WORK REQUEST 1.
Answer these questions from the court judgment on sentencing for bag snatching.
(a) According to the passage quoted from Regina v Hall, why does the criminal law exist?
(b) Which of the cases cited as making similar comments is dated 1999?
(c) What did Smart AJ accept about the offense of robbery generally?
WORK REQUEST 2. Translate this sentence from the court judgment on sentencing for bag snatching into Spanish: "The reason why the criminal law exists is so that people can walk along the street without fear of being attacked and robbed."
WORK REQUEST 3. Carry on the court judgment on sentencing for bag snatching from the point where it stops.

Segment Start: SOURCE EXTRACT

18 In Regina v Hall (Unreported) NSWCCA 28 September 1995, it was observed:

          “There are two particularly serious aspects of crimes of this character. The first is that they involve a most serious breach of the peace. The reason why the criminal law exists is so that people can walk along the street without fear of being attacked and robbed. The second is that offences of snatching people’s handbags display a callous disregard of rights of property.”

19 Similar comments have been made in other cases, for example, see Regina v France NSWCCA 9 July 1992, Regina v Bradley NSWCCA 26 October 1993 and Regina v Otto [1999] NSWCCA 190. In each of these decisions it was made plain that offences of this kind involve cowardly attacks upon people who are entitled to proceed down public streets in safety, and that the community is shocked by this kind of offence, particularly where it is committed against older citizens. They additionally make it clear that there is a need for the Courts to send out a message that bag snatching offences will attract condign punishment.

20 In light of that consistent statement of principle, it was inevitable, in my view, that the offence in this case be regarded as one of considerable gravity and such as to call for a period of full time custody.

21 The decision in Regina v Fraser does need to be understood in the light of these decisions, and also in the light of what was actually said by Smart AJ. His Honour did accept that generally the offence of robbery will attract a custodial sentence, while recognising that where the offence is at the bottom of the range of such offences, and where there are compelling subjective circumstances, some alternative to a full time custodial sentence may be appropriate.

Segment End: SOURCE EXTRACT
Segment Start: SUPPLIED ENTRIES

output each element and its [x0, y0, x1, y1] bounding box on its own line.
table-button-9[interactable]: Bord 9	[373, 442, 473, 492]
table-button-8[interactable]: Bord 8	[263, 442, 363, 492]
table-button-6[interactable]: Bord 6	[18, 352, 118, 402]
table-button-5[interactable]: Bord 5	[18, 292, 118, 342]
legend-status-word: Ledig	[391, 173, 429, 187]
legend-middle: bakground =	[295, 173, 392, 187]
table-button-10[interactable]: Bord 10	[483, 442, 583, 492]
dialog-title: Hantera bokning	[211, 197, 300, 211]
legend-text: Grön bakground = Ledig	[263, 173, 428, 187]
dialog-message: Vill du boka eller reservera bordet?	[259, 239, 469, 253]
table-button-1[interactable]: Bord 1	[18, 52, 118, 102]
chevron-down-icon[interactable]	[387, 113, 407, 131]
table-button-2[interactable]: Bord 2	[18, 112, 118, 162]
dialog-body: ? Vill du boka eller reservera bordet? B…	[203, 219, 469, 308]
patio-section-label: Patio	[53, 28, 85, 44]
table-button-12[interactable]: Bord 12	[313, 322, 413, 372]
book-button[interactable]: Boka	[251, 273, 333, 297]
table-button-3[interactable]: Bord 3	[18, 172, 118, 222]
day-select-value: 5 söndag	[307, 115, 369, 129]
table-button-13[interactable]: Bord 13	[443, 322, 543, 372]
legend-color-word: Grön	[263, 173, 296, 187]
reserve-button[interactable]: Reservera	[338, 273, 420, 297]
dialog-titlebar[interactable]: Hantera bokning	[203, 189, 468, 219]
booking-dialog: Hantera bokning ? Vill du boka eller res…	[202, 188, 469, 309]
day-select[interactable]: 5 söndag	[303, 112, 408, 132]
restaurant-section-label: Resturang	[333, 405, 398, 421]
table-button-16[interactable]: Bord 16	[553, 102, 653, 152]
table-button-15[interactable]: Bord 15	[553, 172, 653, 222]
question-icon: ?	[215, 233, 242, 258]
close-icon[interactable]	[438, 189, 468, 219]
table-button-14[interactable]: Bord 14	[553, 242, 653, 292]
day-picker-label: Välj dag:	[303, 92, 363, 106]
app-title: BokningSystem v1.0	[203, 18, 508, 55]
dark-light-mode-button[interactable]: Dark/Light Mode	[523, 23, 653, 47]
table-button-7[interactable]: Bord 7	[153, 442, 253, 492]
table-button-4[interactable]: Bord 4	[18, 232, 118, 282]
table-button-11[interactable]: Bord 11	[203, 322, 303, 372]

Segment End: SUPPLIED ENTRIES

EXPECTED ANSWER 1.
(a) So that people can walk along the street without fear of being attacked and robbed.
(b) Regina v Otto [1999] NSWCCA 190.
(c) That it will generally attract a custodial sentence.

EXPECTED ANSWER 2. La razón por la que existe el derecho penal es que las personas puedan caminar por la calle sin temor a ser atacadas y robadas.

EXPECTED ANSWER 3.
22 As a general proposition, that is quite uncontroversial, since there is always room for the Court to opt for a non-custodial outcome where the circumstances justify that course. The decision in Regina v Griggs [2000] NSWCCA 33 provides such an example.

23 Fraser, it may be observed, did not attract the unqualified approval of another two judge bench in Regina v Sweetman [2000] NSWCCA 228. As Adams J there noted, it may be understood, as dependent upon a “nuance of expression” rather than as an attempt to state a principle of general application.

24 In those circumstances Fraser provides only limited guidance as do the Judicial Commission Sentencing Statistics. Those statistics, it may be noted, would tend to suggest that the present sentence, at least as to the head sentence, fell within the mid-point of the sentencing outcomes. However, those statistics do encompass a wide variety of factual circumstances as well as a wide range of subjective circumstances.

25 Ms Cox in a most comprehensive and helpful submission has carefully drawn to our attention the matters which point to the applicant having made significant progress towards his rehabilitation by the time that he appeared for sentence. He was a relatively young man and he is to be commended for the attempts that he had made.

26 Although I am not persuaded that error has been shown in relation to the head sentence, I have reached the conclusion that the non-parole period was somewhat excessive, and that having regard to his age and to his efforts to overcome his problem, it would be appropriate to reduce the non-parole period so as to encourage his rehabilitation.

27 Having reached the view that there was error in that regard, I have taken the opportunity of carefully examining the affidavit of the applicant, which records his progress while in custody. It shows a substantial continuation of his attempts at rehabilitation, through undertaking various courses, including drug counselling and occupational improvement. He has also indicated that he has woken up to himself, and has realised the folly of abusing drugs. It is to be hoped that he is genuine in that respect.

28 In my view, he should have the opportunity of proving himself. For that purpose I would propose:

      1. The application for leave be granted.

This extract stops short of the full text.